Short problem:
Drop the pictures from the entries below, then reproduce the rest exactly.

Data lines:
******************************

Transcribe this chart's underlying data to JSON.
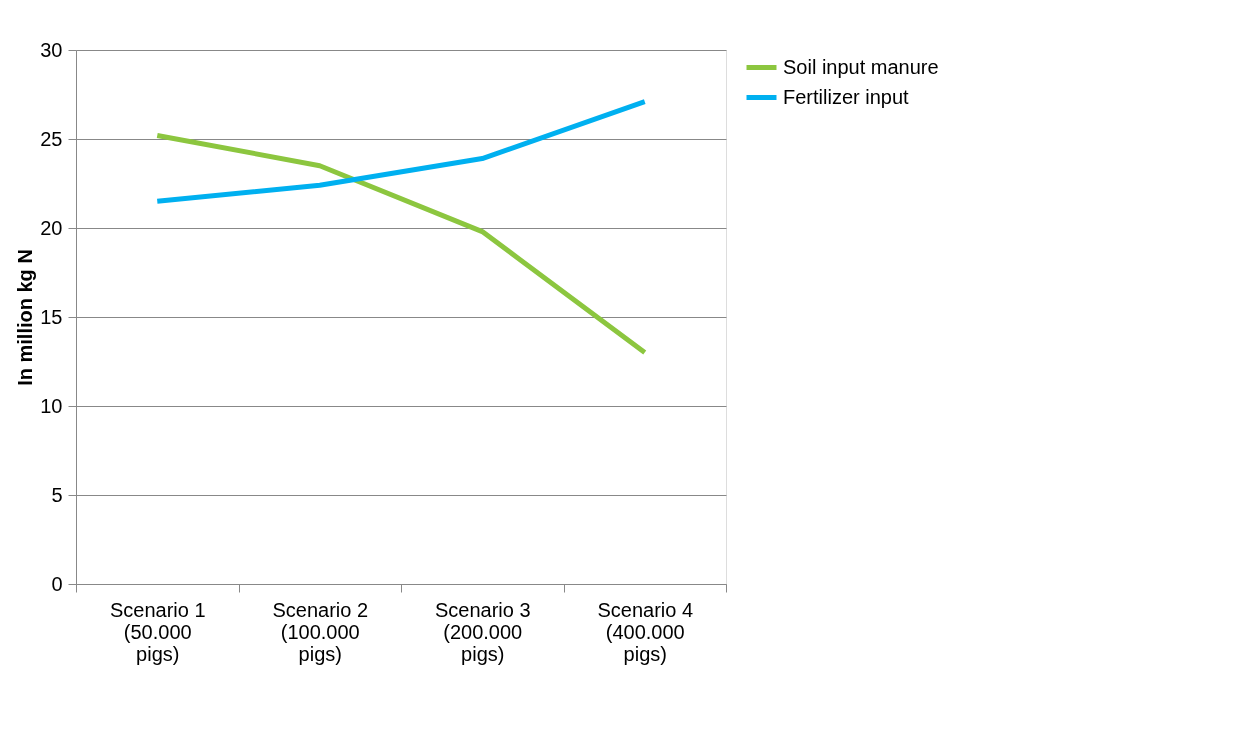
{
  "chart_data": {
    "type": "line",
    "ylabel": "In million kg N",
    "categories": [
      "Scenario 1\n(50.000\npigs)",
      "Scenario 2\n(100.000\npigs)",
      "Scenario 3\n(200.000\npigs)",
      "Scenario 4\n(400.000\npigs)"
    ],
    "series": [
      {
        "name": "Soil  input manure",
        "color": "#8cc63f",
        "values": [
          25.2,
          23.5,
          19.8,
          13.0
        ]
      },
      {
        "name": "Fertilizer input",
        "color": "#00b0f0",
        "values": [
          21.5,
          22.4,
          23.9,
          27.1
        ]
      }
    ],
    "ylim": [
      0,
      30
    ],
    "yticks": [
      0,
      5,
      10,
      15,
      20,
      25,
      30
    ],
    "grid": "y",
    "legend": "right",
    "marker": "none",
    "line_style": "solid"
  }
}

******************************

Final result:
Transcribe this chart's underlying data to JSON.
{
  "chart_data": {
    "type": "line",
    "ylabel": "In million kg N",
    "categories": [
      "Scenario 1\n(50.000\npigs)",
      "Scenario 2\n(100.000\npigs)",
      "Scenario 3\n(200.000\npigs)",
      "Scenario 4\n(400.000\npigs)"
    ],
    "series": [
      {
        "name": "Soil  input manure",
        "color": "#8cc63f",
        "values": [
          25.2,
          23.5,
          19.8,
          13.0
        ]
      },
      {
        "name": "Fertilizer input",
        "color": "#00b0f0",
        "values": [
          21.5,
          22.4,
          23.9,
          27.1
        ]
      }
    ],
    "ylim": [
      0,
      30
    ],
    "yticks": [
      0,
      5,
      10,
      15,
      20,
      25,
      30
    ],
    "grid": "y",
    "legend": "right",
    "marker": "none",
    "line_style": "solid"
  }
}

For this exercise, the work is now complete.